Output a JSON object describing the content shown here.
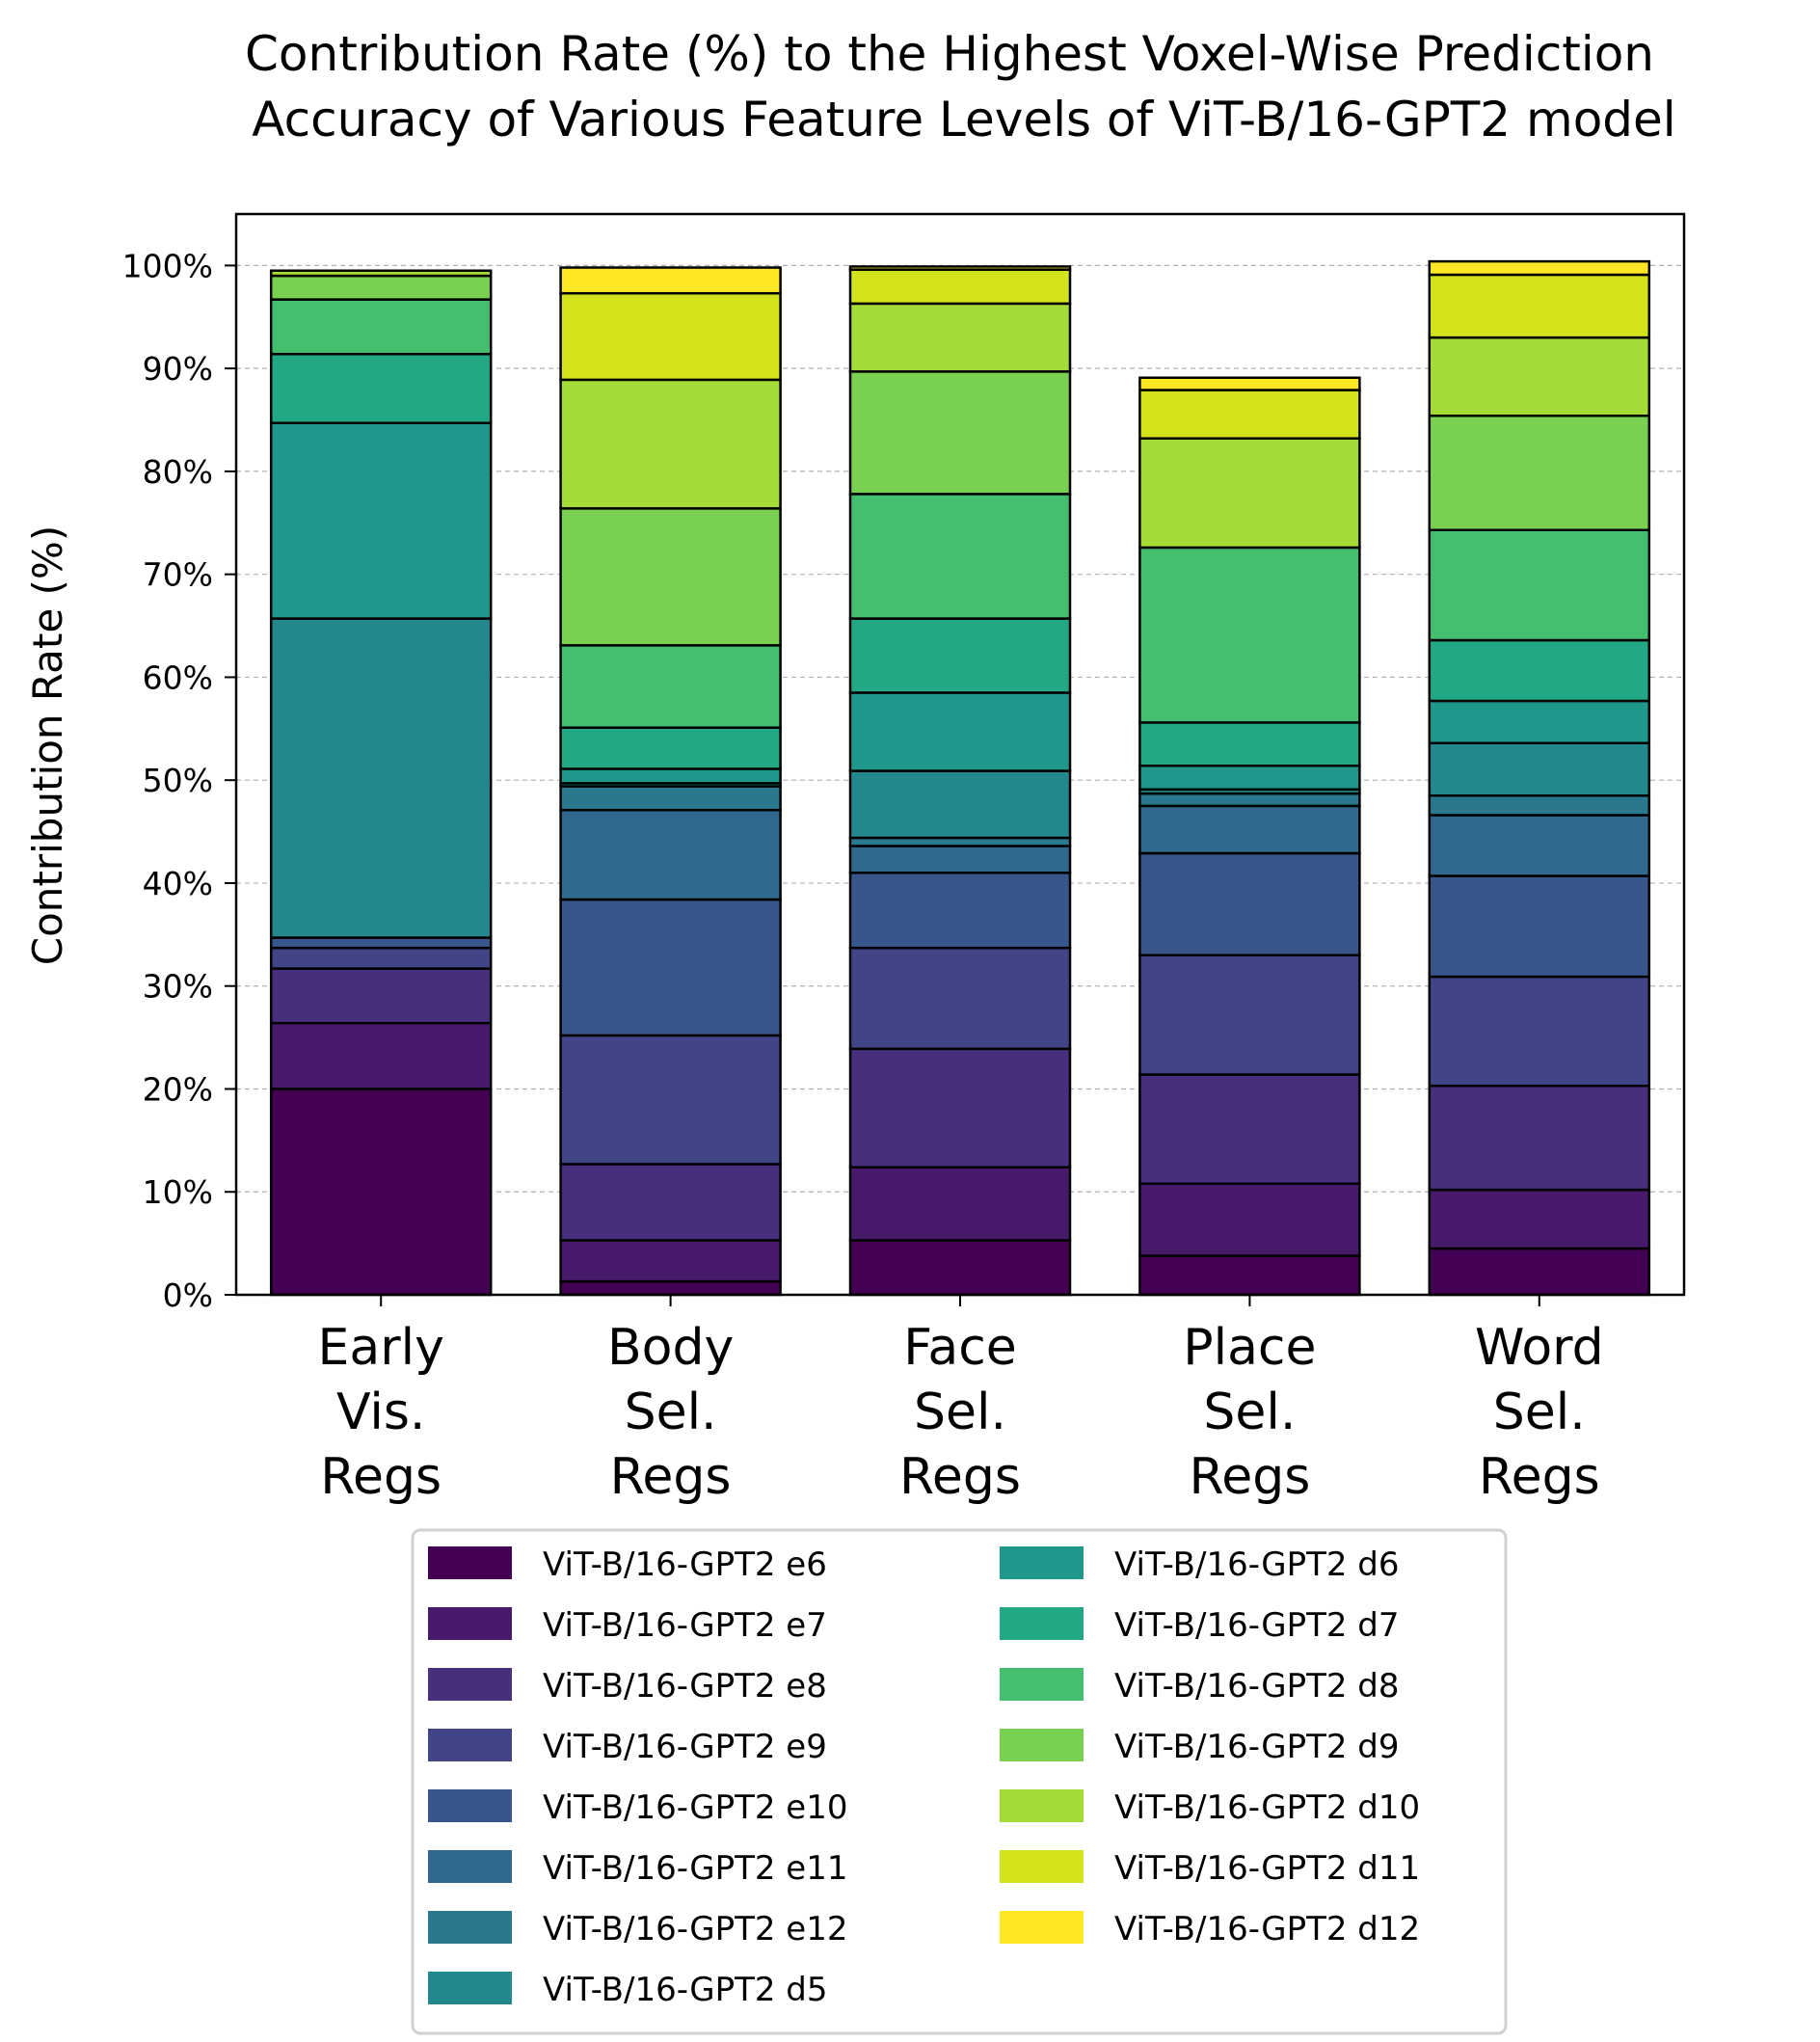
{
  "chart_data": {
    "type": "bar",
    "stacked": true,
    "title": [
      "Contribution Rate (%) to the Highest Voxel-Wise Prediction",
      "Accuracy of Various Feature Levels of ViT-B/16-GPT2 model"
    ],
    "ylabel": "Contribution Rate (%)",
    "xlabel": "",
    "ylim": [
      0,
      105
    ],
    "yticks": [
      "0%",
      "10%",
      "20%",
      "30%",
      "40%",
      "50%",
      "60%",
      "70%",
      "80%",
      "90%",
      "100%"
    ],
    "grid": "horizontal, dashed",
    "legend_position": "below plot, 2 columns",
    "categories": [
      [
        "Early",
        "Vis.",
        "Regs"
      ],
      [
        "Body",
        "Sel.",
        "Regs"
      ],
      [
        "Face",
        "Sel.",
        "Regs"
      ],
      [
        "Place",
        "Sel.",
        "Regs"
      ],
      [
        "Word",
        "Sel.",
        "Regs"
      ]
    ],
    "series": [
      {
        "name": "ViT-B/16-GPT2 e6",
        "color": "#440154",
        "values": [
          20.0,
          1.3,
          5.3,
          3.8,
          4.5
        ]
      },
      {
        "name": "ViT-B/16-GPT2 e7",
        "color": "#481a6c",
        "values": [
          6.4,
          4.0,
          7.1,
          7.0,
          5.7
        ]
      },
      {
        "name": "ViT-B/16-GPT2 e8",
        "color": "#472f7d",
        "values": [
          5.3,
          7.4,
          11.5,
          10.6,
          10.1
        ]
      },
      {
        "name": "ViT-B/16-GPT2 e9",
        "color": "#414487",
        "values": [
          2.0,
          12.5,
          9.8,
          11.6,
          10.6
        ]
      },
      {
        "name": "ViT-B/16-GPT2 e10",
        "color": "#39568c",
        "values": [
          1.0,
          13.2,
          7.3,
          9.9,
          9.8
        ]
      },
      {
        "name": "ViT-B/16-GPT2 e11",
        "color": "#31688e",
        "values": [
          0.0,
          8.7,
          2.6,
          4.6,
          5.9
        ]
      },
      {
        "name": "ViT-B/16-GPT2 e12",
        "color": "#2a788e",
        "values": [
          0.0,
          2.3,
          0.8,
          1.2,
          1.9
        ]
      },
      {
        "name": "ViT-B/16-GPT2 d5",
        "color": "#23888e",
        "values": [
          31.0,
          0.3,
          6.5,
          0.4,
          5.1
        ]
      },
      {
        "name": "ViT-B/16-GPT2 d6",
        "color": "#1f988b",
        "values": [
          19.0,
          1.4,
          7.6,
          2.3,
          4.1
        ]
      },
      {
        "name": "ViT-B/16-GPT2 d7",
        "color": "#22a884",
        "values": [
          6.7,
          4.0,
          7.2,
          4.2,
          5.9
        ]
      },
      {
        "name": "ViT-B/16-GPT2 d8",
        "color": "#44bf70",
        "values": [
          5.3,
          8.0,
          12.1,
          17.0,
          10.7
        ]
      },
      {
        "name": "ViT-B/16-GPT2 d9",
        "color": "#7ad151",
        "values": [
          2.3,
          13.3,
          11.9,
          0.0,
          11.1
        ]
      },
      {
        "name": "ViT-B/16-GPT2 d10",
        "color": "#a5db36",
        "values": [
          0.5,
          12.5,
          6.6,
          10.6,
          7.6
        ]
      },
      {
        "name": "ViT-B/16-GPT2 d11",
        "color": "#d2e21b",
        "values": [
          0.0,
          8.4,
          3.3,
          4.7,
          6.1
        ]
      },
      {
        "name": "ViT-B/16-GPT2 d12",
        "color": "#fde725",
        "values": [
          0.0,
          2.5,
          0.3,
          1.2,
          1.3
        ]
      }
    ]
  }
}
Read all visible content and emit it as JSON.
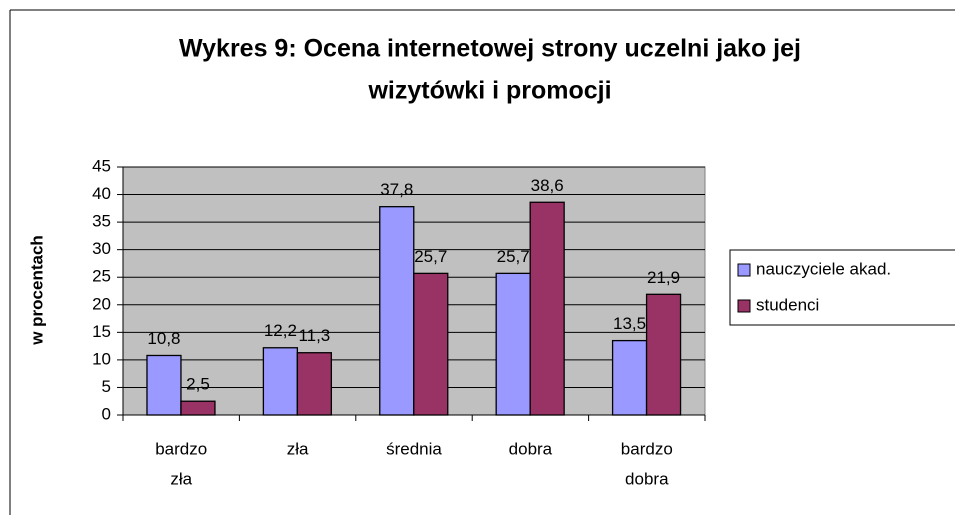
{
  "chart_data": {
    "type": "bar",
    "title": [
      "Wykres 9: Ocena internetowej strony uczelni jako jej",
      "wizytówki i  promocji"
    ],
    "y_label": "w procentach",
    "categories": [
      [
        "bardzo",
        "zła"
      ],
      [
        "zła"
      ],
      [
        "średnia"
      ],
      [
        "dobra"
      ],
      [
        "bardzo",
        "dobra"
      ]
    ],
    "series": [
      {
        "name": "nauczyciele akad.",
        "color": "#9999ff",
        "values": [
          10.8,
          12.2,
          37.8,
          25.7,
          13.5
        ],
        "value_labels": [
          "10,8",
          "12,2",
          "37,8",
          "25,7",
          "13,5"
        ]
      },
      {
        "name": "studenci",
        "color": "#993366",
        "values": [
          2.5,
          11.3,
          25.7,
          38.6,
          21.9
        ],
        "value_labels": [
          "2,5",
          "11,3",
          "25,7",
          "38,6",
          "21,9"
        ]
      }
    ],
    "ylim": [
      0,
      45
    ],
    "yticks": [
      0,
      5,
      10,
      15,
      20,
      25,
      30,
      35,
      40,
      45
    ],
    "grid": true,
    "plot_background": "#c0c0c0",
    "legend": "right"
  }
}
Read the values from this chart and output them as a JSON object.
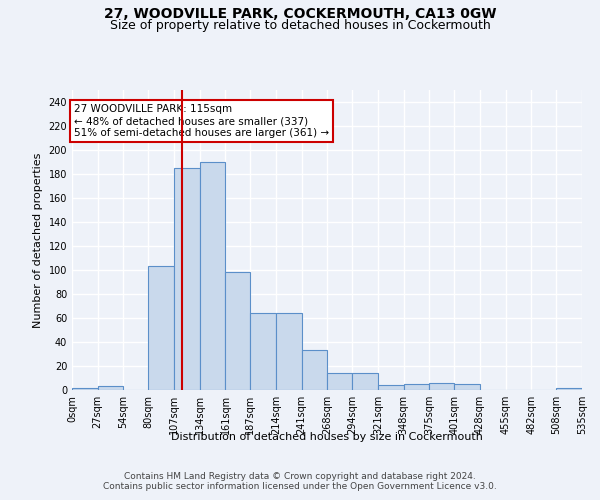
{
  "title": "27, WOODVILLE PARK, COCKERMOUTH, CA13 0GW",
  "subtitle": "Size of property relative to detached houses in Cockermouth",
  "xlabel": "Distribution of detached houses by size in Cockermouth",
  "ylabel": "Number of detached properties",
  "bin_edges": [
    0,
    27,
    54,
    80,
    107,
    134,
    161,
    187,
    214,
    241,
    268,
    294,
    321,
    348,
    375,
    401,
    428,
    455,
    482,
    508,
    535
  ],
  "bin_labels": [
    "0sqm",
    "27sqm",
    "54sqm",
    "80sqm",
    "107sqm",
    "134sqm",
    "161sqm",
    "187sqm",
    "214sqm",
    "241sqm",
    "268sqm",
    "294sqm",
    "321sqm",
    "348sqm",
    "375sqm",
    "401sqm",
    "428sqm",
    "455sqm",
    "482sqm",
    "508sqm",
    "535sqm"
  ],
  "counts": [
    2,
    3,
    0,
    103,
    185,
    190,
    98,
    64,
    64,
    33,
    14,
    14,
    4,
    5,
    6,
    5,
    0,
    0,
    0,
    2
  ],
  "bar_color": "#c9d9ec",
  "bar_edge_color": "#5b8fc9",
  "vline_x": 115,
  "vline_color": "#cc0000",
  "annotation_line1": "27 WOODVILLE PARK: 115sqm",
  "annotation_line2": "← 48% of detached houses are smaller (337)",
  "annotation_line3": "51% of semi-detached houses are larger (361) →",
  "annotation_box_color": "#ffffff",
  "annotation_box_edge_color": "#cc0000",
  "ylim": [
    0,
    250
  ],
  "yticks": [
    0,
    20,
    40,
    60,
    80,
    100,
    120,
    140,
    160,
    180,
    200,
    220,
    240
  ],
  "footer1": "Contains HM Land Registry data © Crown copyright and database right 2024.",
  "footer2": "Contains public sector information licensed under the Open Government Licence v3.0.",
  "bg_color": "#eef2f9",
  "plot_bg_color": "#eef2f9",
  "grid_color": "#ffffff",
  "title_fontsize": 10,
  "subtitle_fontsize": 9,
  "axis_label_fontsize": 8,
  "tick_fontsize": 7,
  "footer_fontsize": 6.5,
  "annotation_fontsize": 7.5
}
────────────────────
### [GIVEN PROBLEM]
From the listing, extract all text exactly as given and drop any picture.

### [OUTPUT OF THE EXERCISE]
Output a JSON object describing the content shown here.
{
  "chart_data": {
    "type": "bar",
    "stacked": true,
    "title": [
      "Contribution Rate (%) to the Highest Voxel-Wise Prediction",
      "Accuracy of Various Feature Levels of ViT-B/16-GPT2 model"
    ],
    "ylabel": "Contribution Rate (%)",
    "xlabel": "",
    "ylim": [
      0,
      105
    ],
    "yticks": [
      "0%",
      "10%",
      "20%",
      "30%",
      "40%",
      "50%",
      "60%",
      "70%",
      "80%",
      "90%",
      "100%"
    ],
    "grid": "horizontal, dashed",
    "legend_position": "below plot, 2 columns",
    "categories": [
      [
        "Early",
        "Vis.",
        "Regs"
      ],
      [
        "Body",
        "Sel.",
        "Regs"
      ],
      [
        "Face",
        "Sel.",
        "Regs"
      ],
      [
        "Place",
        "Sel.",
        "Regs"
      ],
      [
        "Word",
        "Sel.",
        "Regs"
      ]
    ],
    "series": [
      {
        "name": "ViT-B/16-GPT2 e6",
        "color": "#440154",
        "values": [
          20.0,
          1.3,
          5.3,
          3.8,
          4.5
        ]
      },
      {
        "name": "ViT-B/16-GPT2 e7",
        "color": "#481a6c",
        "values": [
          6.4,
          4.0,
          7.1,
          7.0,
          5.7
        ]
      },
      {
        "name": "ViT-B/16-GPT2 e8",
        "color": "#472f7d",
        "values": [
          5.3,
          7.4,
          11.5,
          10.6,
          10.1
        ]
      },
      {
        "name": "ViT-B/16-GPT2 e9",
        "color": "#414487",
        "values": [
          2.0,
          12.5,
          9.8,
          11.6,
          10.6
        ]
      },
      {
        "name": "ViT-B/16-GPT2 e10",
        "color": "#39568c",
        "values": [
          1.0,
          13.2,
          7.3,
          9.9,
          9.8
        ]
      },
      {
        "name": "ViT-B/16-GPT2 e11",
        "color": "#31688e",
        "values": [
          0.0,
          8.7,
          2.6,
          4.6,
          5.9
        ]
      },
      {
        "name": "ViT-B/16-GPT2 e12",
        "color": "#2a788e",
        "values": [
          0.0,
          2.3,
          0.8,
          1.2,
          1.9
        ]
      },
      {
        "name": "ViT-B/16-GPT2 d5",
        "color": "#23888e",
        "values": [
          31.0,
          0.3,
          6.5,
          0.4,
          5.1
        ]
      },
      {
        "name": "ViT-B/16-GPT2 d6",
        "color": "#1f988b",
        "values": [
          19.0,
          1.4,
          7.6,
          2.3,
          4.1
        ]
      },
      {
        "name": "ViT-B/16-GPT2 d7",
        "color": "#22a884",
        "values": [
          6.7,
          4.0,
          7.2,
          4.2,
          5.9
        ]
      },
      {
        "name": "ViT-B/16-GPT2 d8",
        "color": "#44bf70",
        "values": [
          5.3,
          8.0,
          12.1,
          17.0,
          10.7
        ]
      },
      {
        "name": "ViT-B/16-GPT2 d9",
        "color": "#7ad151",
        "values": [
          2.3,
          13.3,
          11.9,
          0.0,
          11.1
        ]
      },
      {
        "name": "ViT-B/16-GPT2 d10",
        "color": "#a5db36",
        "values": [
          0.5,
          12.5,
          6.6,
          10.6,
          7.6
        ]
      },
      {
        "name": "ViT-B/16-GPT2 d11",
        "color": "#d2e21b",
        "values": [
          0.0,
          8.4,
          3.3,
          4.7,
          6.1
        ]
      },
      {
        "name": "ViT-B/16-GPT2 d12",
        "color": "#fde725",
        "values": [
          0.0,
          2.5,
          0.3,
          1.2,
          1.3
        ]
      }
    ]
  }
}
Read all visible content and emit it as JSON.
{
  "chart_data": {
    "type": "bar",
    "title": [
      "Wykres 9: Ocena internetowej strony uczelni jako jej",
      "wizytówki i  promocji"
    ],
    "y_label": "w procentach",
    "categories": [
      [
        "bardzo",
        "zła"
      ],
      [
        "zła"
      ],
      [
        "średnia"
      ],
      [
        "dobra"
      ],
      [
        "bardzo",
        "dobra"
      ]
    ],
    "series": [
      {
        "name": "nauczyciele akad.",
        "color": "#9999ff",
        "values": [
          10.8,
          12.2,
          37.8,
          25.7,
          13.5
        ],
        "value_labels": [
          "10,8",
          "12,2",
          "37,8",
          "25,7",
          "13,5"
        ]
      },
      {
        "name": "studenci",
        "color": "#993366",
        "values": [
          2.5,
          11.3,
          25.7,
          38.6,
          21.9
        ],
        "value_labels": [
          "2,5",
          "11,3",
          "25,7",
          "38,6",
          "21,9"
        ]
      }
    ],
    "ylim": [
      0,
      45
    ],
    "yticks": [
      0,
      5,
      10,
      15,
      20,
      25,
      30,
      35,
      40,
      45
    ],
    "grid": true,
    "plot_background": "#c0c0c0",
    "legend": "right"
  }
}
Read the values from this chart and output them as a JSON object.
{
  "title": "27, WOODVILLE PARK, COCKERMOUTH, CA13 0GW",
  "subtitle": "Size of property relative to detached houses in Cockermouth",
  "xlabel": "Distribution of detached houses by size in Cockermouth",
  "ylabel": "Number of detached properties",
  "bin_edges": [
    0,
    27,
    54,
    80,
    107,
    134,
    161,
    187,
    214,
    241,
    268,
    294,
    321,
    348,
    375,
    401,
    428,
    455,
    482,
    508,
    535
  ],
  "bin_labels": [
    "0sqm",
    "27sqm",
    "54sqm",
    "80sqm",
    "107sqm",
    "134sqm",
    "161sqm",
    "187sqm",
    "214sqm",
    "241sqm",
    "268sqm",
    "294sqm",
    "321sqm",
    "348sqm",
    "375sqm",
    "401sqm",
    "428sqm",
    "455sqm",
    "482sqm",
    "508sqm",
    "535sqm"
  ],
  "counts": [
    2,
    3,
    0,
    103,
    185,
    190,
    98,
    64,
    64,
    33,
    14,
    14,
    4,
    5,
    6,
    5,
    0,
    0,
    0,
    2
  ],
  "bar_color": "#c9d9ec",
  "bar_edge_color": "#5b8fc9",
  "vline_x": 115,
  "vline_color": "#cc0000",
  "annotation_line1": "27 WOODVILLE PARK: 115sqm",
  "annotation_line2": "← 48% of detached houses are smaller (337)",
  "annotation_line3": "51% of semi-detached houses are larger (361) →",
  "annotation_box_color": "#ffffff",
  "annotation_box_edge_color": "#cc0000",
  "ylim": [
    0,
    250
  ],
  "yticks": [
    0,
    20,
    40,
    60,
    80,
    100,
    120,
    140,
    160,
    180,
    200,
    220,
    240
  ],
  "footer1": "Contains HM Land Registry data © Crown copyright and database right 2024.",
  "footer2": "Contains public sector information licensed under the Open Government Licence v3.0.",
  "bg_color": "#eef2f9",
  "plot_bg_color": "#eef2f9",
  "grid_color": "#ffffff",
  "title_fontsize": 10,
  "subtitle_fontsize": 9,
  "axis_label_fontsize": 8,
  "tick_fontsize": 7,
  "footer_fontsize": 6.5,
  "annotation_fontsize": 7.5
}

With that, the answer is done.